* _The request_: For the listing below, give the count of lines containing the string "from" and nothing else.

--- Data shown ---

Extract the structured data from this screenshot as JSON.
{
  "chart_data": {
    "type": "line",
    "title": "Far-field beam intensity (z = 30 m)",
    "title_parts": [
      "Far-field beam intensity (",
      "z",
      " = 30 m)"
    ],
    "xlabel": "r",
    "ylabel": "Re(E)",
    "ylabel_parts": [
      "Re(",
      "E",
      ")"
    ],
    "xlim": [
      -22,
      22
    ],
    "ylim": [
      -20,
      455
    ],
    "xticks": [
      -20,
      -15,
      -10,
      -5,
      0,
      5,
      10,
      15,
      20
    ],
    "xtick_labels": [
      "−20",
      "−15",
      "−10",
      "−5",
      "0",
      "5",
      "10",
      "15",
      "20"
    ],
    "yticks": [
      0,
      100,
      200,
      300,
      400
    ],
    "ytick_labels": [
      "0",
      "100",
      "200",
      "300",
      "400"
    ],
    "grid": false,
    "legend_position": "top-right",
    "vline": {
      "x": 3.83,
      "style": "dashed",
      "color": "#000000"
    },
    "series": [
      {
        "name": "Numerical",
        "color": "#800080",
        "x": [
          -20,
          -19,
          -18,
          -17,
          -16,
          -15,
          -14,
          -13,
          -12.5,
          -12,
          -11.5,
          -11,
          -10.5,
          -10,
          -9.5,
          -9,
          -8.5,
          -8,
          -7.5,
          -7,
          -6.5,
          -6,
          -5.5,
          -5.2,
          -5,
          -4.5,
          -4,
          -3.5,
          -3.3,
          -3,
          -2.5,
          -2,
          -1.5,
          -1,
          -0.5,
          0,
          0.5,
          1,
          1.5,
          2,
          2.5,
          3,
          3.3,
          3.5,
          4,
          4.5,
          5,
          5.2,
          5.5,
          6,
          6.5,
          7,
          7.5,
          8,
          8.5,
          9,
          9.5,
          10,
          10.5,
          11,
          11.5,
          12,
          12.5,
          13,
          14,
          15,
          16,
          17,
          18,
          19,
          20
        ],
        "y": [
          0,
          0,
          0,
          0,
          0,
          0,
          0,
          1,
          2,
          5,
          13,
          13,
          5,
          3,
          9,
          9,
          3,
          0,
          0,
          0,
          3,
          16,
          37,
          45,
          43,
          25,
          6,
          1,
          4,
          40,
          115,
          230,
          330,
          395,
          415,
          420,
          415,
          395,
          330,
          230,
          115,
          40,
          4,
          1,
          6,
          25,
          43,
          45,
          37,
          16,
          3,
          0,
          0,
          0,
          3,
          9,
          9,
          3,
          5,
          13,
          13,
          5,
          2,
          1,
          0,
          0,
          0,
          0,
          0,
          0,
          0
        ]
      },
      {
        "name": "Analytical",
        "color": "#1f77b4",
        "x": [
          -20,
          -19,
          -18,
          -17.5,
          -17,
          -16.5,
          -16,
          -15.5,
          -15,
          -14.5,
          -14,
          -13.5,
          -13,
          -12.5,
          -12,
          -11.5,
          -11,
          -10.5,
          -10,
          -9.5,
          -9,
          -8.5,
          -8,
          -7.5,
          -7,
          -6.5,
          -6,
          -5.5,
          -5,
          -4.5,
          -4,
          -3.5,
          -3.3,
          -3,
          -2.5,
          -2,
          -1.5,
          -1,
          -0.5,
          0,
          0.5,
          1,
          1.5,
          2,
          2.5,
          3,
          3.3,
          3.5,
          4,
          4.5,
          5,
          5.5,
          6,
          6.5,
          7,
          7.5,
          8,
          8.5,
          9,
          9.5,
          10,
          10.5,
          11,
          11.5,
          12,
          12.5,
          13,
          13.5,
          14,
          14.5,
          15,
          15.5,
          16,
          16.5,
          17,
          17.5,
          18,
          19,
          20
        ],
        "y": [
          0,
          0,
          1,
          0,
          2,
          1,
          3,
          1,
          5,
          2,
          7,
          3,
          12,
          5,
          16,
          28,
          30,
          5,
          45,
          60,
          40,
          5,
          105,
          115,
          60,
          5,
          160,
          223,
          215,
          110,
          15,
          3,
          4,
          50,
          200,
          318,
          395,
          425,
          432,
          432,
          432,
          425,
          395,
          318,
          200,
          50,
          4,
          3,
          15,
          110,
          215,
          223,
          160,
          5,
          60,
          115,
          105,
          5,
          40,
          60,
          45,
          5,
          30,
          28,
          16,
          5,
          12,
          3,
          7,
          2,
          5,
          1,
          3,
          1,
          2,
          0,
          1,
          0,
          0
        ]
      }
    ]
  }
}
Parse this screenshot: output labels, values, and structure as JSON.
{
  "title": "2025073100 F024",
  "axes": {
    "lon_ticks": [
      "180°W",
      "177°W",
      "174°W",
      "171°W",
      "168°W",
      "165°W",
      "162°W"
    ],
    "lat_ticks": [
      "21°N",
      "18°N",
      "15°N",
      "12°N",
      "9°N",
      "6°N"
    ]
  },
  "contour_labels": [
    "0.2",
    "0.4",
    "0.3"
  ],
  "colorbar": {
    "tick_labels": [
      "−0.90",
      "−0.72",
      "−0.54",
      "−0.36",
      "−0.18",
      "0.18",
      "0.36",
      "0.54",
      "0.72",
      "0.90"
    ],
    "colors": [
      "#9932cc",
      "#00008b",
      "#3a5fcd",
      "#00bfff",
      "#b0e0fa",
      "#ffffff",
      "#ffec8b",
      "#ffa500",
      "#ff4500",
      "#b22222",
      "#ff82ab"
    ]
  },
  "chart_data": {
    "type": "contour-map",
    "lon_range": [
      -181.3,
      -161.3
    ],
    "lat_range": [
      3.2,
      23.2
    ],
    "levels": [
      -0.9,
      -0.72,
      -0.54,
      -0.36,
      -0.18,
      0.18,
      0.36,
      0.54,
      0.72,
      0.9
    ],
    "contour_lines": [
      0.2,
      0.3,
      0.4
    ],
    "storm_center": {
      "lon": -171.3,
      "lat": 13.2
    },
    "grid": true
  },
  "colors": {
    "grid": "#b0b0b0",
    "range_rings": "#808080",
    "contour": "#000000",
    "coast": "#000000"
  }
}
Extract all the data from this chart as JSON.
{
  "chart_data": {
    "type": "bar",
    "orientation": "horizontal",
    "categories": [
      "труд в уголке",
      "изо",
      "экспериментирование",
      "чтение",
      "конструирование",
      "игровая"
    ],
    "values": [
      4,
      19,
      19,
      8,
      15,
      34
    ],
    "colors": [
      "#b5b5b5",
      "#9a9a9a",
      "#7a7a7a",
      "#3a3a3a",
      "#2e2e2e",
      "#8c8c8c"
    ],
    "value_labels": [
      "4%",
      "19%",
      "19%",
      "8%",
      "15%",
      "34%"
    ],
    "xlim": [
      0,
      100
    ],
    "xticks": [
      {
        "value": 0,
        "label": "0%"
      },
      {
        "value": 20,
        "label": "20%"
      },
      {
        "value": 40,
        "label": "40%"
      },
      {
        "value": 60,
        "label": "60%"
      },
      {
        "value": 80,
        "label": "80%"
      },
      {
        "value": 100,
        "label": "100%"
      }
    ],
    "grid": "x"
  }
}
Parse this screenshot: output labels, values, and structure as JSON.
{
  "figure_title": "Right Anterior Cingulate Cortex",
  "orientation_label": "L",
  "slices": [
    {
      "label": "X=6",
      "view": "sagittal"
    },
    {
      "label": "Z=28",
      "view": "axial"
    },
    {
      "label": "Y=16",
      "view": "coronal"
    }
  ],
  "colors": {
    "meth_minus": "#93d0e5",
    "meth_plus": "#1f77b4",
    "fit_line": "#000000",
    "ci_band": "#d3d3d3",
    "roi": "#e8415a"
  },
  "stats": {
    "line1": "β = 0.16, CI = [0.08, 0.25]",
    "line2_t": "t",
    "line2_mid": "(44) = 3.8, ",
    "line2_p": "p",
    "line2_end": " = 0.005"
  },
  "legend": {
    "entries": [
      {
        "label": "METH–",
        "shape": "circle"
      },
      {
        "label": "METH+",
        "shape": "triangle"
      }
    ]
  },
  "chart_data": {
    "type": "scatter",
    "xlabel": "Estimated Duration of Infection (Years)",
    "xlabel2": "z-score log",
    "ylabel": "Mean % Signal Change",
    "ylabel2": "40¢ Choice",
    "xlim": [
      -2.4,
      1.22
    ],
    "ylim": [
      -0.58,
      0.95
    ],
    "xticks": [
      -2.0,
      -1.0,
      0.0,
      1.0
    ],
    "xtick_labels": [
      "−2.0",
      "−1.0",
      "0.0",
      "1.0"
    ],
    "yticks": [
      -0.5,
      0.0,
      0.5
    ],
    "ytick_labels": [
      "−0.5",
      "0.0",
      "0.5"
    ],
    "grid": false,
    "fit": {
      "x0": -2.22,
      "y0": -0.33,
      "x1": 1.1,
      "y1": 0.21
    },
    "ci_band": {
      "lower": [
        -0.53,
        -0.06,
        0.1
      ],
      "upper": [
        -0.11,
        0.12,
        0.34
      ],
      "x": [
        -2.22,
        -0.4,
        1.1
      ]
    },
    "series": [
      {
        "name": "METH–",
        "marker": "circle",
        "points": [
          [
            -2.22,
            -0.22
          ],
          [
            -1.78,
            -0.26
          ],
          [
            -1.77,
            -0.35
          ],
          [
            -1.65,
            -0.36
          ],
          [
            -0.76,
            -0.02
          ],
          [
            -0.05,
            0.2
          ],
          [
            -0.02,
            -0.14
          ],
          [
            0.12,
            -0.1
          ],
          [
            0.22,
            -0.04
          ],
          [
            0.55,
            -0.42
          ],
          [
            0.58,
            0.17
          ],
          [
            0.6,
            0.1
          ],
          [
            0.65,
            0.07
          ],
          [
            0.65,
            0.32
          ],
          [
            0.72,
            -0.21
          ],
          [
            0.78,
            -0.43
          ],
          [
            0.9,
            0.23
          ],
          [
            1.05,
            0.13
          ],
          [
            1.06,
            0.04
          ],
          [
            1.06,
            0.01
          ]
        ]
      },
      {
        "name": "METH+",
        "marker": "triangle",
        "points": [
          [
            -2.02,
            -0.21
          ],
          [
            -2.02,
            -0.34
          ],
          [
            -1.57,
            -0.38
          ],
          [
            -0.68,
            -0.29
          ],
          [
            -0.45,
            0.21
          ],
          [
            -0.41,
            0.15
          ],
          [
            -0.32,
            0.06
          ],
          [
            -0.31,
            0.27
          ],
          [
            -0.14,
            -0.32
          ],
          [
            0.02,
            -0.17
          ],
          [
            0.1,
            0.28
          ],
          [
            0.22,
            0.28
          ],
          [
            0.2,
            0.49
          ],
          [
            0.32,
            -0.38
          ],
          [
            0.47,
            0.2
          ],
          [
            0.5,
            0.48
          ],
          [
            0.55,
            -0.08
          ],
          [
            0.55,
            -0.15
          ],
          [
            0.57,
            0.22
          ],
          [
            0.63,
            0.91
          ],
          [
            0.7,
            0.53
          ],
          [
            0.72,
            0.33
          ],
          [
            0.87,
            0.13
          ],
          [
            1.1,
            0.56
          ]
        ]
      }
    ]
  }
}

---

* _Task result_: 2